GIVEN RECORDS.
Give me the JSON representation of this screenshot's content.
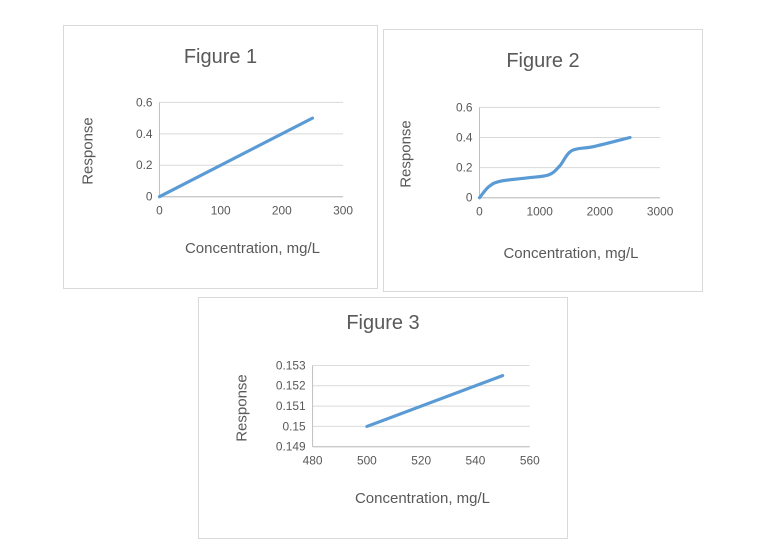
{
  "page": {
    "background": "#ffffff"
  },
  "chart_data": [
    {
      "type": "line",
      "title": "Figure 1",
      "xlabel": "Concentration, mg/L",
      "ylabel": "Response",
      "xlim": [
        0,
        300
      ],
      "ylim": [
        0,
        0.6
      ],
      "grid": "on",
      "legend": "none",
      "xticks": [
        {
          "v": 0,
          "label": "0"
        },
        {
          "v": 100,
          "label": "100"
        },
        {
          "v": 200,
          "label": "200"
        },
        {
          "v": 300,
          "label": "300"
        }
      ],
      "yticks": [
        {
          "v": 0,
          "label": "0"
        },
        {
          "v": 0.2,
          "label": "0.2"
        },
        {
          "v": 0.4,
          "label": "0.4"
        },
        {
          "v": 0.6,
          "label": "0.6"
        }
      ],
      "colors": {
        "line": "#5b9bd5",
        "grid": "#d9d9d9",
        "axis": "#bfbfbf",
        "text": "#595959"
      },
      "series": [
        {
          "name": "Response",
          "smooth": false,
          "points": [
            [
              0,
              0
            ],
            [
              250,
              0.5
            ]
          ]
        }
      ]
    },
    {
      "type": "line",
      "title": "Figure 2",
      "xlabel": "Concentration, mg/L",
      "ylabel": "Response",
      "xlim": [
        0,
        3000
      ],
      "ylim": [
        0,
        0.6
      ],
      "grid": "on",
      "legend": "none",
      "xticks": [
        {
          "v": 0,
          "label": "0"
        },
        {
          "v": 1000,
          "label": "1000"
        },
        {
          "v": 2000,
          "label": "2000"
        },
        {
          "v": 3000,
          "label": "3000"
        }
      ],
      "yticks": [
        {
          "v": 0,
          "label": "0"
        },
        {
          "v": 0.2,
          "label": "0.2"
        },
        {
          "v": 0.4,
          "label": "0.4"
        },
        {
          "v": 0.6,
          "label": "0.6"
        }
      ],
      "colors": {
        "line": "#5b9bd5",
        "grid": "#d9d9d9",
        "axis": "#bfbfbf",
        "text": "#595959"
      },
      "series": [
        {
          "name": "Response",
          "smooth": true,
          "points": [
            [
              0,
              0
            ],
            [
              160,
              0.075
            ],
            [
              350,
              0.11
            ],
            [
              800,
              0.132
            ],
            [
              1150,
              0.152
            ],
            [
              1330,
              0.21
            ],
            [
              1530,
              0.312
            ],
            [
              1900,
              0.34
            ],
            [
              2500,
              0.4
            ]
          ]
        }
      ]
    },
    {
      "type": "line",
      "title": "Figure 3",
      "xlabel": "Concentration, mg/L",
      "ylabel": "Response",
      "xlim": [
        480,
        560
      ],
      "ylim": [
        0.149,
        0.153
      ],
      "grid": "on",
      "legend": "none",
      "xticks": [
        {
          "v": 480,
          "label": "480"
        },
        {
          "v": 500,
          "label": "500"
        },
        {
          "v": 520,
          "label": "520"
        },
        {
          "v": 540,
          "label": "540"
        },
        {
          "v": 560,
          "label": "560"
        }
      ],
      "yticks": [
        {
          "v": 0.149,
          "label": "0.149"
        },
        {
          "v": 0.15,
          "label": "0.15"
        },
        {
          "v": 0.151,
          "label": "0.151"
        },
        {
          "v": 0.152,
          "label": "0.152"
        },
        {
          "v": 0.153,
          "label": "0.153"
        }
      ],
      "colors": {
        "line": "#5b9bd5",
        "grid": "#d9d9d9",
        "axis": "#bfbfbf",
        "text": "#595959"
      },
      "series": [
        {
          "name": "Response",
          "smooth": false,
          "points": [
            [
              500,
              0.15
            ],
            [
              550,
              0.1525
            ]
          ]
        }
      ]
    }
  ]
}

WRITTEN INSTRUCTION.
From the listing, extract all text exactly as given and drop any picture.

ANSWER TO THE PROBLEM.
Give me the JSON representation of this screenshot's content.
{
  "page": {
    "background": "#ffffff"
  },
  "chart_data": [
    {
      "type": "line",
      "title": "Figure 1",
      "xlabel": "Concentration, mg/L",
      "ylabel": "Response",
      "xlim": [
        0,
        300
      ],
      "ylim": [
        0,
        0.6
      ],
      "grid": "on",
      "legend": "none",
      "xticks": [
        {
          "v": 0,
          "label": "0"
        },
        {
          "v": 100,
          "label": "100"
        },
        {
          "v": 200,
          "label": "200"
        },
        {
          "v": 300,
          "label": "300"
        }
      ],
      "yticks": [
        {
          "v": 0,
          "label": "0"
        },
        {
          "v": 0.2,
          "label": "0.2"
        },
        {
          "v": 0.4,
          "label": "0.4"
        },
        {
          "v": 0.6,
          "label": "0.6"
        }
      ],
      "colors": {
        "line": "#5b9bd5",
        "grid": "#d9d9d9",
        "axis": "#bfbfbf",
        "text": "#595959"
      },
      "series": [
        {
          "name": "Response",
          "smooth": false,
          "points": [
            [
              0,
              0
            ],
            [
              250,
              0.5
            ]
          ]
        }
      ]
    },
    {
      "type": "line",
      "title": "Figure 2",
      "xlabel": "Concentration, mg/L",
      "ylabel": "Response",
      "xlim": [
        0,
        3000
      ],
      "ylim": [
        0,
        0.6
      ],
      "grid": "on",
      "legend": "none",
      "xticks": [
        {
          "v": 0,
          "label": "0"
        },
        {
          "v": 1000,
          "label": "1000"
        },
        {
          "v": 2000,
          "label": "2000"
        },
        {
          "v": 3000,
          "label": "3000"
        }
      ],
      "yticks": [
        {
          "v": 0,
          "label": "0"
        },
        {
          "v": 0.2,
          "label": "0.2"
        },
        {
          "v": 0.4,
          "label": "0.4"
        },
        {
          "v": 0.6,
          "label": "0.6"
        }
      ],
      "colors": {
        "line": "#5b9bd5",
        "grid": "#d9d9d9",
        "axis": "#bfbfbf",
        "text": "#595959"
      },
      "series": [
        {
          "name": "Response",
          "smooth": true,
          "points": [
            [
              0,
              0
            ],
            [
              160,
              0.075
            ],
            [
              350,
              0.11
            ],
            [
              800,
              0.132
            ],
            [
              1150,
              0.152
            ],
            [
              1330,
              0.21
            ],
            [
              1530,
              0.312
            ],
            [
              1900,
              0.34
            ],
            [
              2500,
              0.4
            ]
          ]
        }
      ]
    },
    {
      "type": "line",
      "title": "Figure 3",
      "xlabel": "Concentration, mg/L",
      "ylabel": "Response",
      "xlim": [
        480,
        560
      ],
      "ylim": [
        0.149,
        0.153
      ],
      "grid": "on",
      "legend": "none",
      "xticks": [
        {
          "v": 480,
          "label": "480"
        },
        {
          "v": 500,
          "label": "500"
        },
        {
          "v": 520,
          "label": "520"
        },
        {
          "v": 540,
          "label": "540"
        },
        {
          "v": 560,
          "label": "560"
        }
      ],
      "yticks": [
        {
          "v": 0.149,
          "label": "0.149"
        },
        {
          "v": 0.15,
          "label": "0.15"
        },
        {
          "v": 0.151,
          "label": "0.151"
        },
        {
          "v": 0.152,
          "label": "0.152"
        },
        {
          "v": 0.153,
          "label": "0.153"
        }
      ],
      "colors": {
        "line": "#5b9bd5",
        "grid": "#d9d9d9",
        "axis": "#bfbfbf",
        "text": "#595959"
      },
      "series": [
        {
          "name": "Response",
          "smooth": false,
          "points": [
            [
              500,
              0.15
            ],
            [
              550,
              0.1525
            ]
          ]
        }
      ]
    }
  ]
}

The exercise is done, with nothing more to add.